> _Input rows_:
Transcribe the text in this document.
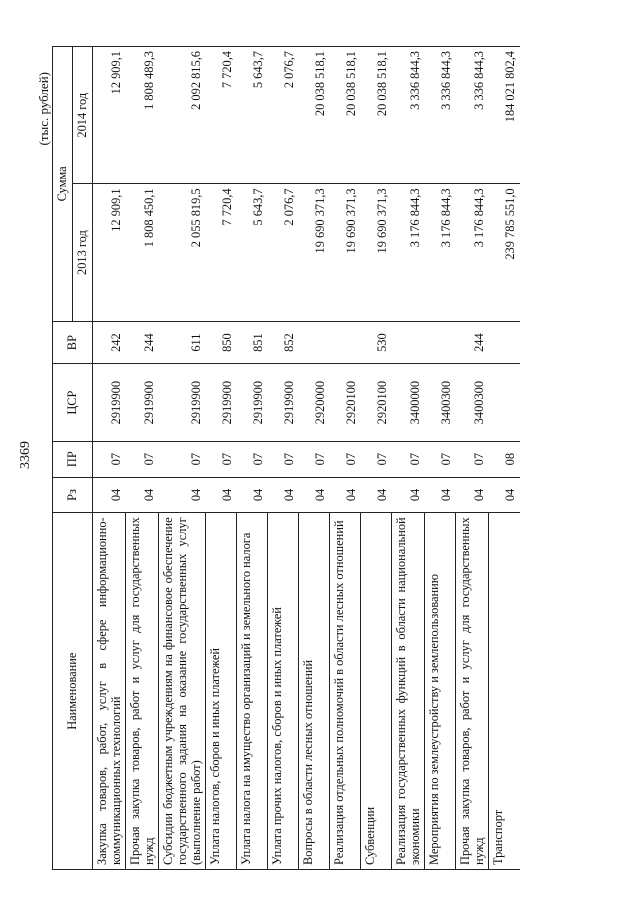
3369
(тыс. рублей)
Наименование	Рз	ПР	ЦСР	ВР	Сумма	
					2013 год	2014 год
Закупка товаров, работ, услуг в сфере информационно-коммуникационных технологий	04	07	2919900	242	12 909,1	12 909,1
Прочая закупка товаров, работ и услуг для государственных нужд	04	07	2919900	244	1 808 450,1	1 808 489,3
Субсидии бюджетным учреждениям на финансовое обеспечение государственного задания на оказание государственных услуг (выполнение работ)	04	07	2919900	611	2 055 819,5	2 092 815,6
Уплата налогов, сборов и иных платежей	04	07	2919900	850	7 720,4	7 720,4
Уплата налога на имущество организаций и земельного налога	04	07	2919900	851	5 643,7	5 643,7
Уплата прочих налогов, сборов и иных платежей	04	07	2919900	852	2 076,7	2 076,7
Вопросы в области лесных отношений	04	07	2920000		19 690 371,3	20 038 518,1
Реализация отдельных полномочий в области лесных отношений	04	07	2920100		19 690 371,3	20 038 518,1
Субвенции	04	07	2920100	530	19 690 371,3	20 038 518,1
Реализация государственных функций в области национальной экономики	04	07	3400000		3 176 844,3	3 336 844,3
Мероприятия по землеустройству и землепользованию	04	07	3400300		3 176 844,3	3 336 844,3
Прочая закупка товаров, работ и услуг для государственных нужд	04	07	3400300	244	3 176 844,3	3 336 844,3
Транспорт	04	08			239 785 551,0	184 021 802,4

> _Aim of the exercise_:
All lines above containing the string "Прочая" are to be collected.

> _Correct answer_:
Прочая закупка товаров, работ и услуг для государственных нужд	04	07	2919900	244	1 808 450,1	1 808 489,3
Прочая закупка товаров, работ и услуг для государственных нужд	04	07	3400300	244	3 176 844,3	3 336 844,3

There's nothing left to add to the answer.